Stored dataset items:

______________________________

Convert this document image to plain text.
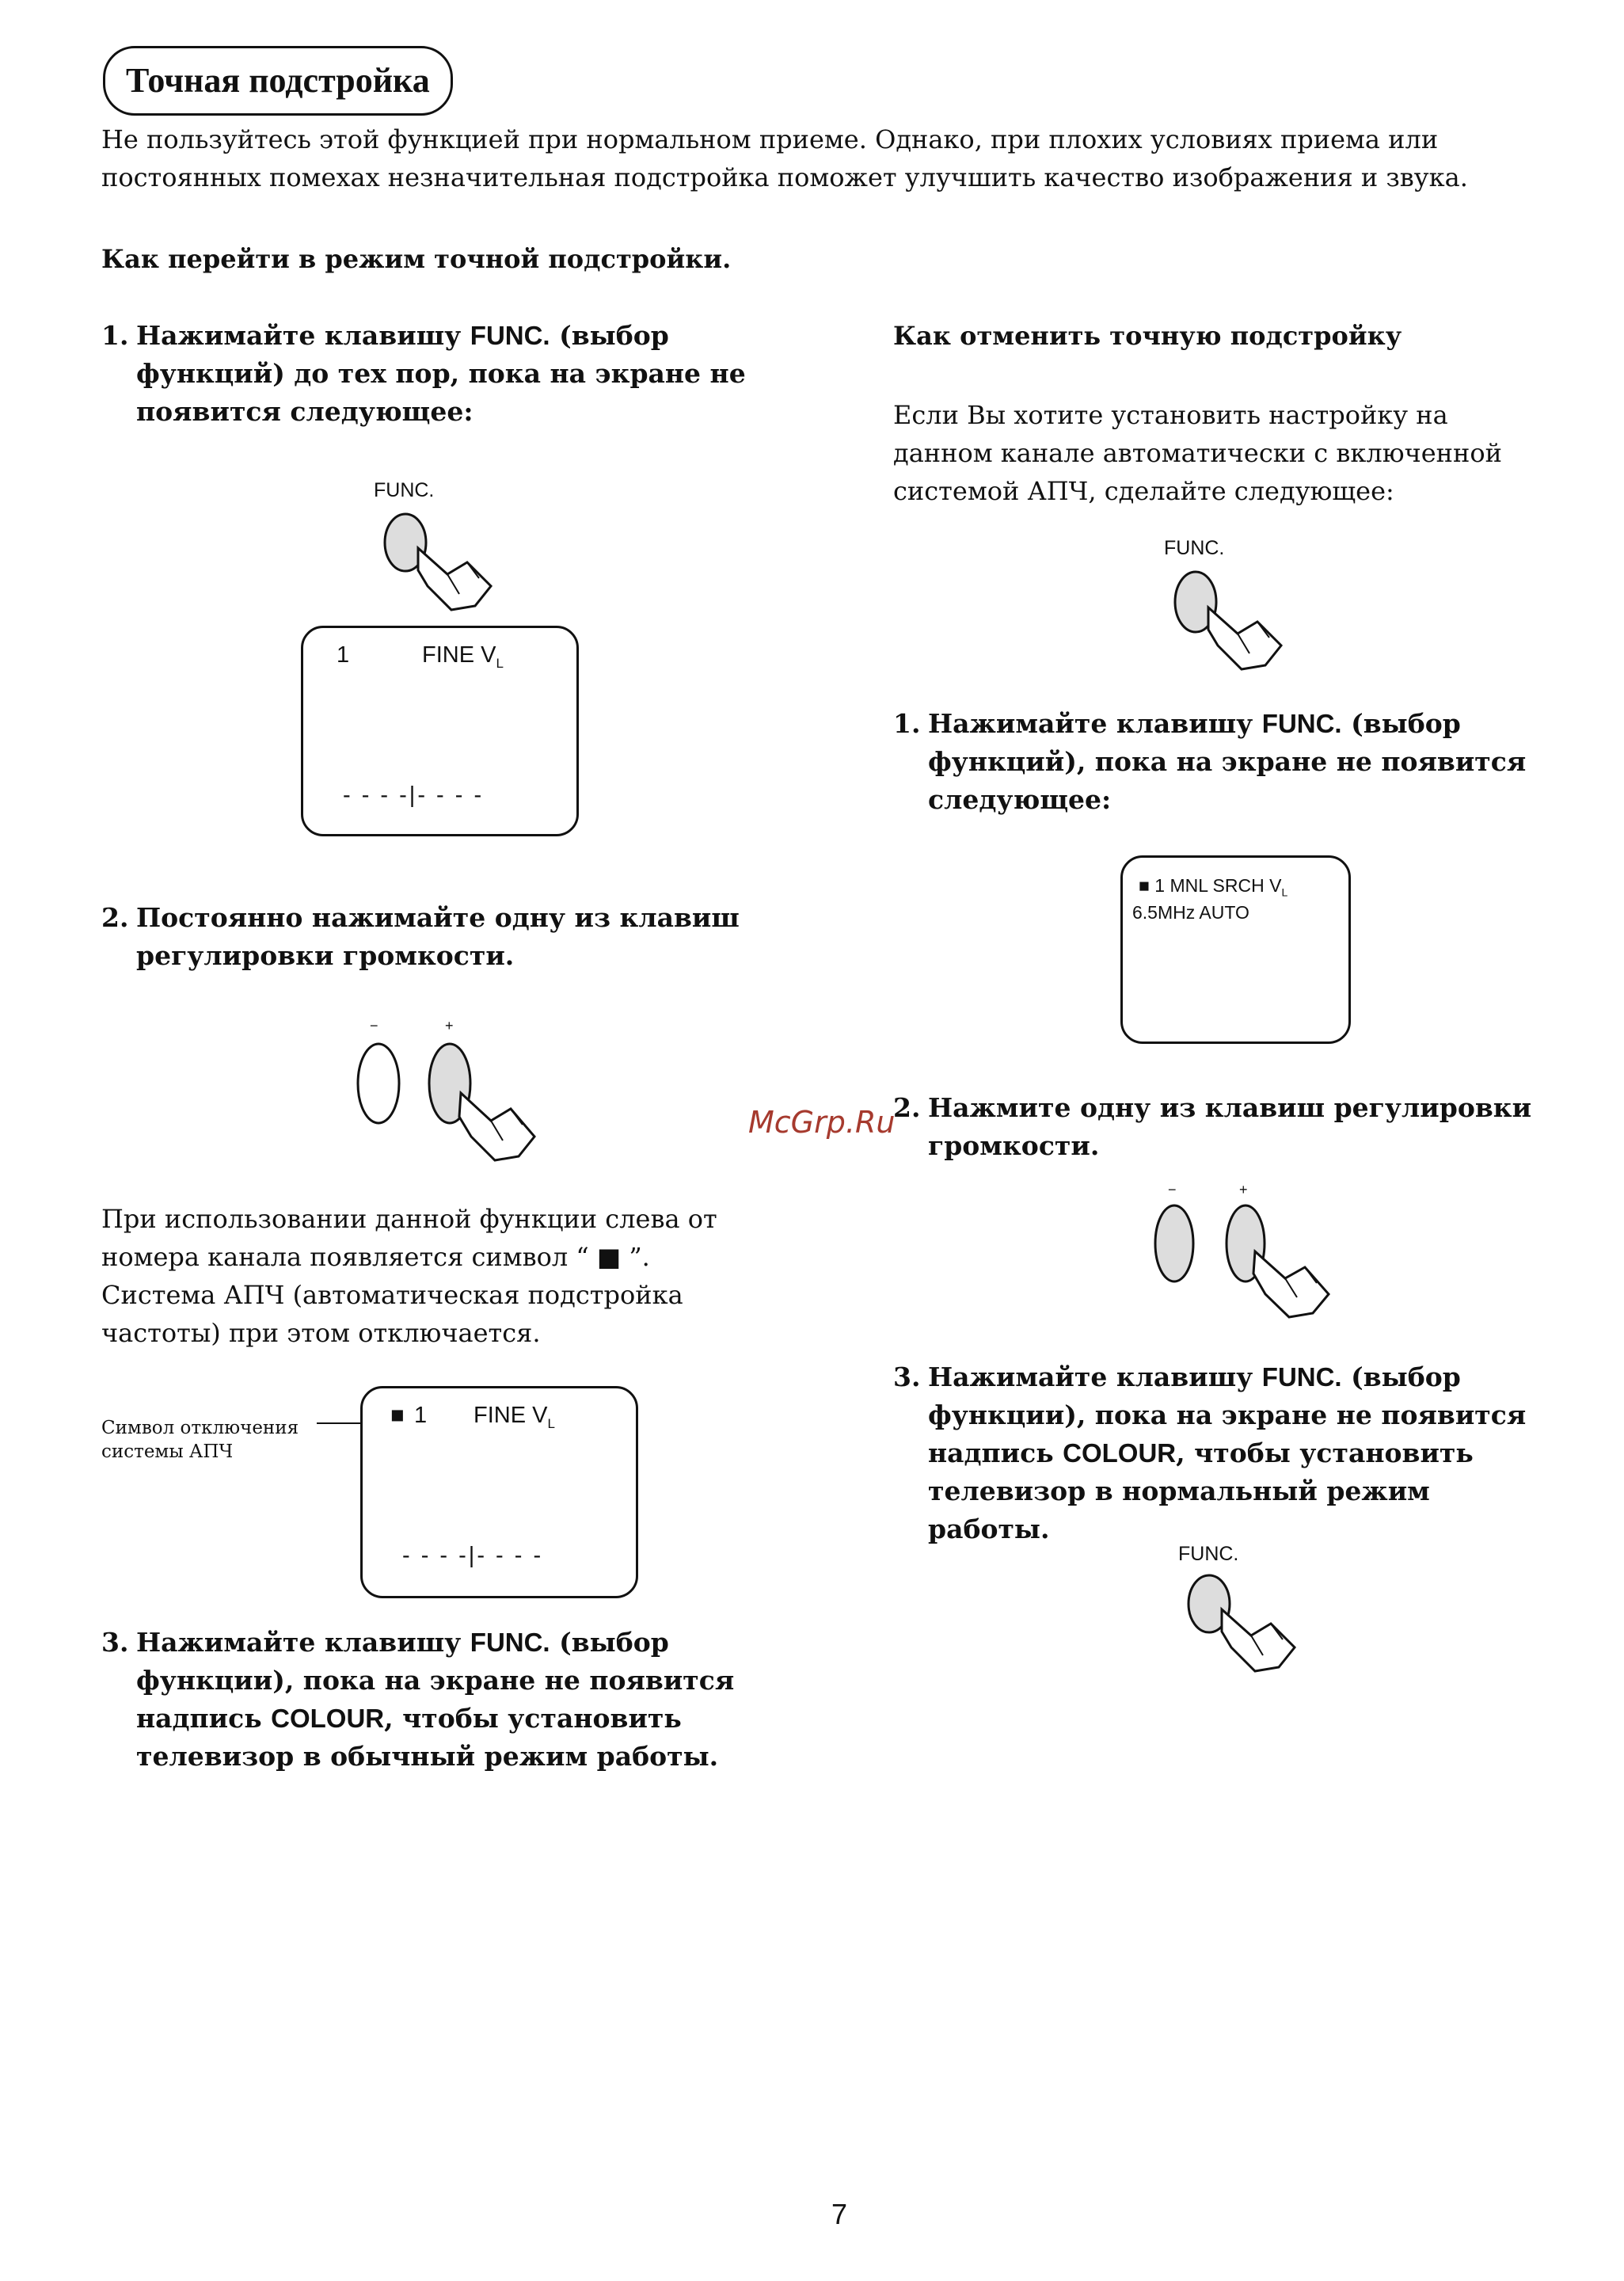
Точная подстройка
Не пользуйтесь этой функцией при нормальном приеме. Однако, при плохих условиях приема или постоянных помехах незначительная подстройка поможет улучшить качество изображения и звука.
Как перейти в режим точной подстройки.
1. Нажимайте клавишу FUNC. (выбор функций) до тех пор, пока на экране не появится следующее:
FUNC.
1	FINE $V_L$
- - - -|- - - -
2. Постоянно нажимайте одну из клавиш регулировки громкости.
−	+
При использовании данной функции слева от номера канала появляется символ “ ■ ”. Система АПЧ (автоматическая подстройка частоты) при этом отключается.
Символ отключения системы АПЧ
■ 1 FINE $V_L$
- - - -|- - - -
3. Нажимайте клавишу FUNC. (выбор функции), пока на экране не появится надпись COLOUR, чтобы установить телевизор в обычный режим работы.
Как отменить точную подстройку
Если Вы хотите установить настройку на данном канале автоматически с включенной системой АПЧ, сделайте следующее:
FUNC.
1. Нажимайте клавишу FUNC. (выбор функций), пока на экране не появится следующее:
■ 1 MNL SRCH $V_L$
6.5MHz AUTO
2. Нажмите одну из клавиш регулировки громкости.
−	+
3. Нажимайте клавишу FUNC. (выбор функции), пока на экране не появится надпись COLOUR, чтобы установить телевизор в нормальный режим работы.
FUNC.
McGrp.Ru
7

______________________________

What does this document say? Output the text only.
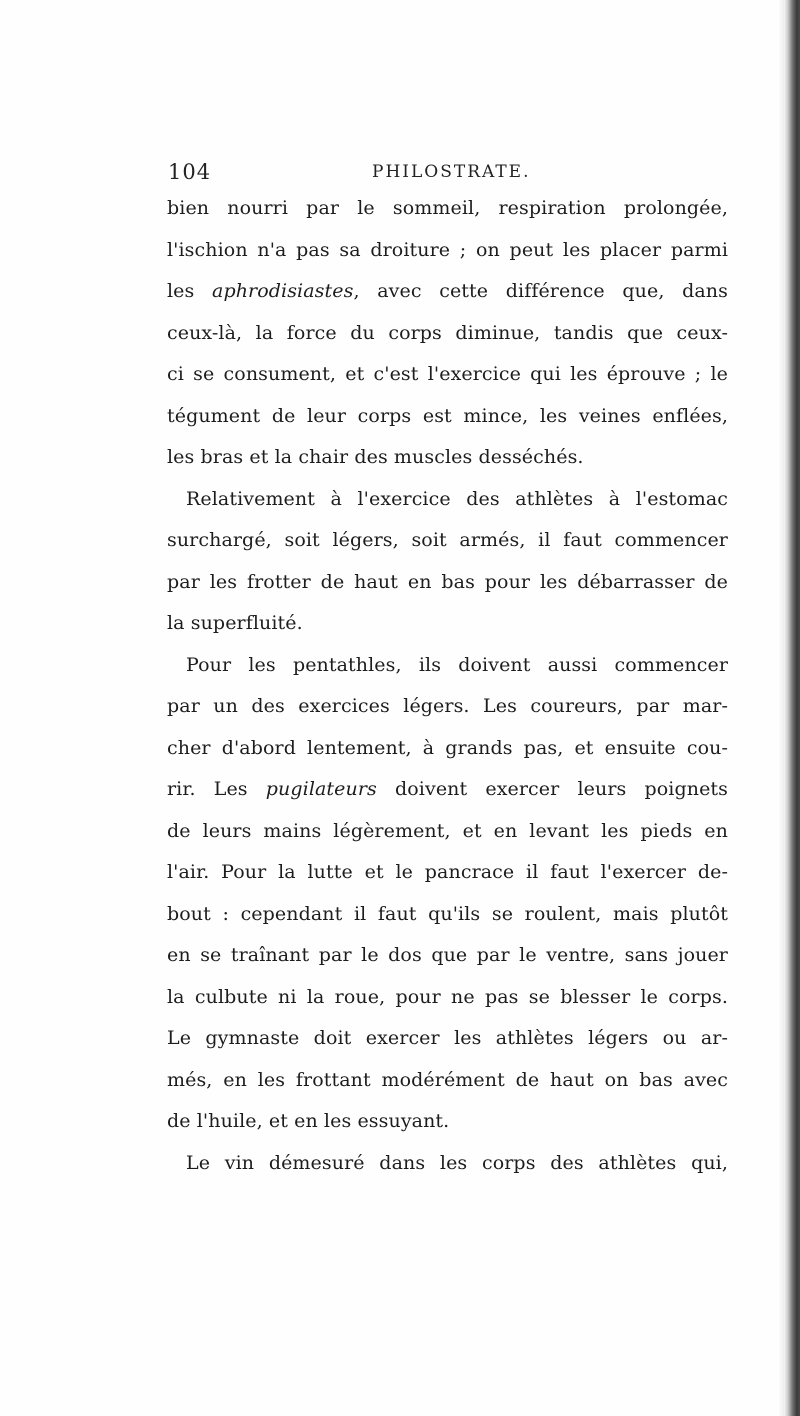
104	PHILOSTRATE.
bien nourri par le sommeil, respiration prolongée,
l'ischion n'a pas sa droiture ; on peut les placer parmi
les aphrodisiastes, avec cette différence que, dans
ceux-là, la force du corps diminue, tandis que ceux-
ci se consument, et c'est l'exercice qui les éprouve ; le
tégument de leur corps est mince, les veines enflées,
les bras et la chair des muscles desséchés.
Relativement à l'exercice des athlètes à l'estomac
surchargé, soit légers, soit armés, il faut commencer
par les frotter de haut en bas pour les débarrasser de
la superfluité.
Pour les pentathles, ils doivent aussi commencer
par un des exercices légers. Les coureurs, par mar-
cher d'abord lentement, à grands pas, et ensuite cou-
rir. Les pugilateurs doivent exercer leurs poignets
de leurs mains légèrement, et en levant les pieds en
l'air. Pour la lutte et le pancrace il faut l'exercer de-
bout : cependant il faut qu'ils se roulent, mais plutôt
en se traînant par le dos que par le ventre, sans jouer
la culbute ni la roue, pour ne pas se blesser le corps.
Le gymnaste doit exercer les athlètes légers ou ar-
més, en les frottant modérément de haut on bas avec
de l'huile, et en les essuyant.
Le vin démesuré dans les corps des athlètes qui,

______________________________

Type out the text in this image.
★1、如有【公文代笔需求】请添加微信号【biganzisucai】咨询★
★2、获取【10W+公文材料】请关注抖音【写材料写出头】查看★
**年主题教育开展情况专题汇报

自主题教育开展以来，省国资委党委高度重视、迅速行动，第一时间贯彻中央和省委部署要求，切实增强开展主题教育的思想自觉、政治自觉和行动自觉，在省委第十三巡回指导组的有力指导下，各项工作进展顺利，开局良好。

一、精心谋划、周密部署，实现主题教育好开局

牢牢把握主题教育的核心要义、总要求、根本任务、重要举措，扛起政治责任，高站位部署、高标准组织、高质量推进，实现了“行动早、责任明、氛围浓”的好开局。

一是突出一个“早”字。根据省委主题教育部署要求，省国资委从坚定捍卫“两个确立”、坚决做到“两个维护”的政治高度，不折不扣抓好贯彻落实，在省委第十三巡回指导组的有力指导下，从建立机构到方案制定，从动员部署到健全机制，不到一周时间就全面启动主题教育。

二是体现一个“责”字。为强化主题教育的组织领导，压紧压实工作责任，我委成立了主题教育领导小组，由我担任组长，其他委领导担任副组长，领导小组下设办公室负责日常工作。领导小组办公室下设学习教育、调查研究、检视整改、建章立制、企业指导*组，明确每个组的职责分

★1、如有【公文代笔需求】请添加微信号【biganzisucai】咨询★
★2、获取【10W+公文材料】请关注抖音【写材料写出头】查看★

______________________________

A number is the only answer here: how many lines of the material above contain "появится"?

- Answer to this problem -
4